__Items from a data source__.
--
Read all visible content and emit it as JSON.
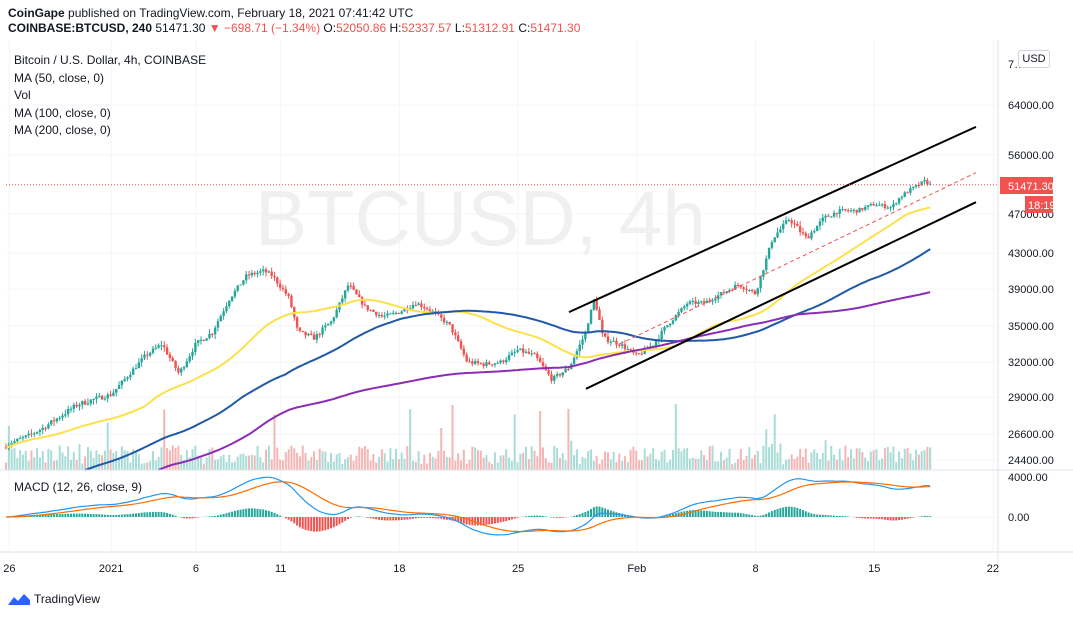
{
  "header": {
    "publisher": "CoinGape",
    "published_text": "published on TradingView.com, February 18, 2021 07:41:42 UTC",
    "symbol": "COINBASE:BTCUSD, 240",
    "last": "51471.30",
    "change": "▼ −698.71 (−1.34%)",
    "o_label": "O:",
    "o_val": "52050.86",
    "h_label": "H:",
    "h_val": "52337.57",
    "l_label": "L:",
    "l_val": "51312.91",
    "c_label": "C:",
    "c_val": "51471.30"
  },
  "legend": {
    "title": "Bitcoin / U.S. Dollar, 4h, COINBASE",
    "ma50": "MA (50, close, 0)",
    "vol": "Vol",
    "ma100": "MA (100, close, 0)",
    "ma200": "MA (200, close, 0)"
  },
  "watermark": "BTCUSD, 4h",
  "currency_badge": "USD",
  "macd_title": "MACD (12, 26, close, 9)",
  "price_badge": "51471.30",
  "countdown_badge": "18:19",
  "footer_logo": "TradingView",
  "colors": {
    "up": "#26a69a",
    "down": "#ef5350",
    "ma50": "#fbe14b",
    "ma100": "#1f59a8",
    "ma200": "#8b2cb5",
    "macd": "#2196f3",
    "signal": "#ff6d00",
    "channel": "#000000"
  },
  "chart_data": {
    "type": "candlestick",
    "y_ticks": [
      "64000.00",
      "56000.00",
      "47000.00",
      "43000.00",
      "39000.00",
      "35000.00",
      "32000.00",
      "29000.00",
      "26600.00",
      "24400.00"
    ],
    "y_tick_values": [
      64000,
      56000,
      47000,
      43000,
      39000,
      35000,
      32000,
      29000,
      26600,
      24400
    ],
    "y_tick_partial": "7….00",
    "macd_ticks": [
      "4000.00",
      "0.00"
    ],
    "x_ticks": [
      "26",
      "2021",
      "6",
      "11",
      "18",
      "25",
      "Feb",
      "8",
      "15",
      "22"
    ],
    "x_tick_days": [
      -6,
      0,
      5,
      10,
      17,
      24,
      31,
      38,
      45,
      52
    ],
    "date_range": [
      "2020-12-26",
      "2021-02-22"
    ],
    "price_anchors": [
      [
        -7,
        24400
      ],
      [
        -6,
        25800
      ],
      [
        -4,
        27000
      ],
      [
        -2,
        28500
      ],
      [
        0,
        29200
      ],
      [
        2,
        32500
      ],
      [
        3,
        33500
      ],
      [
        4,
        31000
      ],
      [
        5,
        33500
      ],
      [
        6,
        34500
      ],
      [
        7,
        38000
      ],
      [
        8,
        40500
      ],
      [
        9,
        41000
      ],
      [
        9.5,
        40500
      ],
      [
        10.5,
        38000
      ],
      [
        11,
        34500
      ],
      [
        12,
        34000
      ],
      [
        13,
        35500
      ],
      [
        14,
        39500
      ],
      [
        15,
        37000
      ],
      [
        16,
        36000
      ],
      [
        17,
        36500
      ],
      [
        18,
        37500
      ],
      [
        19,
        36500
      ],
      [
        20,
        35000
      ],
      [
        21,
        32000
      ],
      [
        22,
        31800
      ],
      [
        23,
        32000
      ],
      [
        24,
        33000
      ],
      [
        25,
        32500
      ],
      [
        26,
        30500
      ],
      [
        27,
        31500
      ],
      [
        28,
        34500
      ],
      [
        28.5,
        38000
      ],
      [
        29,
        34000
      ],
      [
        30,
        33500
      ],
      [
        31,
        32500
      ],
      [
        32,
        33500
      ],
      [
        33,
        35500
      ],
      [
        34,
        37500
      ],
      [
        35,
        37500
      ],
      [
        36,
        38500
      ],
      [
        37,
        39500
      ],
      [
        38,
        38500
      ],
      [
        39,
        44500
      ],
      [
        40,
        46500
      ],
      [
        41,
        44500
      ],
      [
        42,
        46500
      ],
      [
        43,
        47500
      ],
      [
        44,
        47500
      ],
      [
        45,
        48500
      ],
      [
        46,
        48000
      ],
      [
        46.5,
        49500
      ],
      [
        47,
        50500
      ],
      [
        48,
        52000
      ],
      [
        48.3,
        51471
      ]
    ],
    "channel_upper": [
      [
        27,
        36500
      ],
      [
        51,
        60500
      ]
    ],
    "channel_lower": [
      [
        28,
        29700
      ],
      [
        51,
        48800
      ]
    ],
    "channel_mid": [
      [
        30,
        33500
      ],
      [
        51,
        53300
      ]
    ],
    "last_price": 51471.3
  }
}
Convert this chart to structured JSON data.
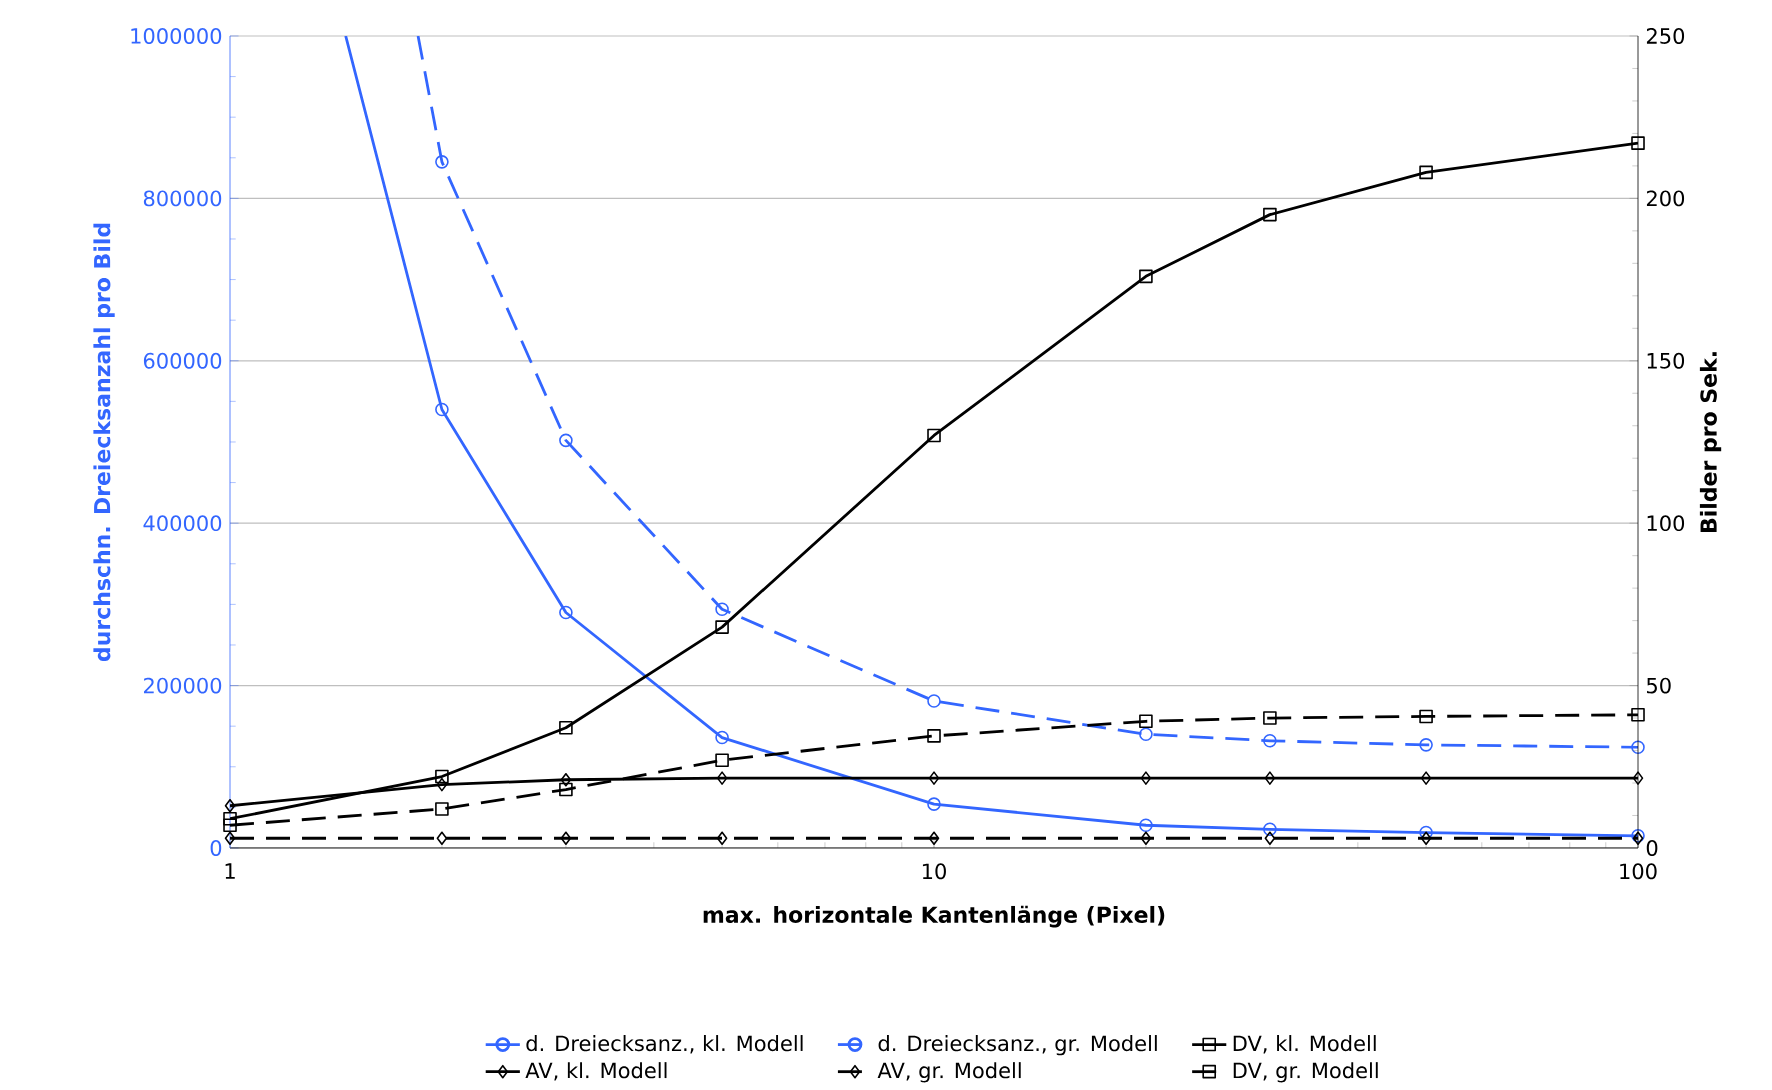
--
Look through the material above. Copy each line where the word "COINBASE" appears.

    "symbol": "COINBASE:BTCUSD, 240",
    "title": "Bitcoin / U.S. Dollar, 4h, COINBASE",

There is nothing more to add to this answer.